[Task] Answer with a single number, the count of lines holding the word "heading".

[Material to process]
↓
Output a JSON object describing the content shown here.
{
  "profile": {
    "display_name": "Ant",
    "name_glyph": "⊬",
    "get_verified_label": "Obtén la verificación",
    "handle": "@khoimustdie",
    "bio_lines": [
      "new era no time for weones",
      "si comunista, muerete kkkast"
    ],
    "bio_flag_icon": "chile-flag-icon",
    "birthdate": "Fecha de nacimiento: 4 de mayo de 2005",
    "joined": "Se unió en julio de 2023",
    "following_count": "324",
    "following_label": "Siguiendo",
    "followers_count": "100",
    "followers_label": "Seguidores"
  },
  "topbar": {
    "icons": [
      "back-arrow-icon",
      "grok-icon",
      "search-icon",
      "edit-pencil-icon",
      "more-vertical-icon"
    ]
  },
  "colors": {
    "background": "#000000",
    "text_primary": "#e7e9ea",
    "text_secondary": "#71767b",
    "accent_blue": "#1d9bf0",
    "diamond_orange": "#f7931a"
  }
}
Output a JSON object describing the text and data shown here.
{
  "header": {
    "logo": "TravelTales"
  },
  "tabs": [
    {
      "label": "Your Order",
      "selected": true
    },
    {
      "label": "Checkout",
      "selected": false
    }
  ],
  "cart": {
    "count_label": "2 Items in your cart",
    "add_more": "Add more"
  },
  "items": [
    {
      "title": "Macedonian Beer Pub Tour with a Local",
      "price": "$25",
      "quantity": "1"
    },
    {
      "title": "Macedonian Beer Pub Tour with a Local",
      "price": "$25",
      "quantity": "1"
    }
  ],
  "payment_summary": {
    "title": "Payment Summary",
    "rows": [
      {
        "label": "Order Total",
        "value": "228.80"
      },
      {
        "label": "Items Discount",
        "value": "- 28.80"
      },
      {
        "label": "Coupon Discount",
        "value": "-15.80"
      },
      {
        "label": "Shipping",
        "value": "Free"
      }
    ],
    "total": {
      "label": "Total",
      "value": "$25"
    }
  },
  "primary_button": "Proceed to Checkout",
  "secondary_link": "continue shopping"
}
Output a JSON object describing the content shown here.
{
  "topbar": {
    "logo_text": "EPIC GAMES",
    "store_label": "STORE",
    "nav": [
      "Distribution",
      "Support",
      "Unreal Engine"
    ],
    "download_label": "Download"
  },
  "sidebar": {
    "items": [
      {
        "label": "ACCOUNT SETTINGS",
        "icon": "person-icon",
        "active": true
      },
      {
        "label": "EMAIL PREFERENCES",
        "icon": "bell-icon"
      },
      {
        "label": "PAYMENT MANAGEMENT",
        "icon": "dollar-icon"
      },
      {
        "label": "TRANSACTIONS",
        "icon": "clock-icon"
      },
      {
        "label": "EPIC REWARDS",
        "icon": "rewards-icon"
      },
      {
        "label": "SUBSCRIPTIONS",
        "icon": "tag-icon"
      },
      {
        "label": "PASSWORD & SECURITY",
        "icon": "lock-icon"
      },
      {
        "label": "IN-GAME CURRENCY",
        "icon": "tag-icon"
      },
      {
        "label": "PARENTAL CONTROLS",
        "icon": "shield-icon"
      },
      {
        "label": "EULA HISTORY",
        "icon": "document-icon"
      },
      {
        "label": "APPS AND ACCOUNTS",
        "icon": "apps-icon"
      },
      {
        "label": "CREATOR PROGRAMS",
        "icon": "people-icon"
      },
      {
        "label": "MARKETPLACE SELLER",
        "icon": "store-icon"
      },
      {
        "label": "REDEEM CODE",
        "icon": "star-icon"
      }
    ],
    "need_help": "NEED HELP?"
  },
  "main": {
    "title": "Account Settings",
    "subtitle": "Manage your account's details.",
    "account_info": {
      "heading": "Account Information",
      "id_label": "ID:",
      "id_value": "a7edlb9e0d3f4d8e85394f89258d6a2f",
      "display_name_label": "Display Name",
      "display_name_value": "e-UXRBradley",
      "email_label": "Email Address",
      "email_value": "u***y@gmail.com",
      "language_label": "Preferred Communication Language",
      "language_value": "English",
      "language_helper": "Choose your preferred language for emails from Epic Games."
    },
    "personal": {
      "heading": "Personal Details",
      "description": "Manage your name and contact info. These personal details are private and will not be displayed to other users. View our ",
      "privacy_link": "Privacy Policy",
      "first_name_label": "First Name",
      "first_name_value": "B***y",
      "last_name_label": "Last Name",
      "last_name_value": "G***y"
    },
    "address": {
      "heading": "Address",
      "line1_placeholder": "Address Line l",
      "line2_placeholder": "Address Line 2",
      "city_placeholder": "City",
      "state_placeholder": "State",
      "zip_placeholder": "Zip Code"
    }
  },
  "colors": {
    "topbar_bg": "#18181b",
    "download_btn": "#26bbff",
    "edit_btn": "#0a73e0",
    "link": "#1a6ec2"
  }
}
↑
[Solution for this task] 3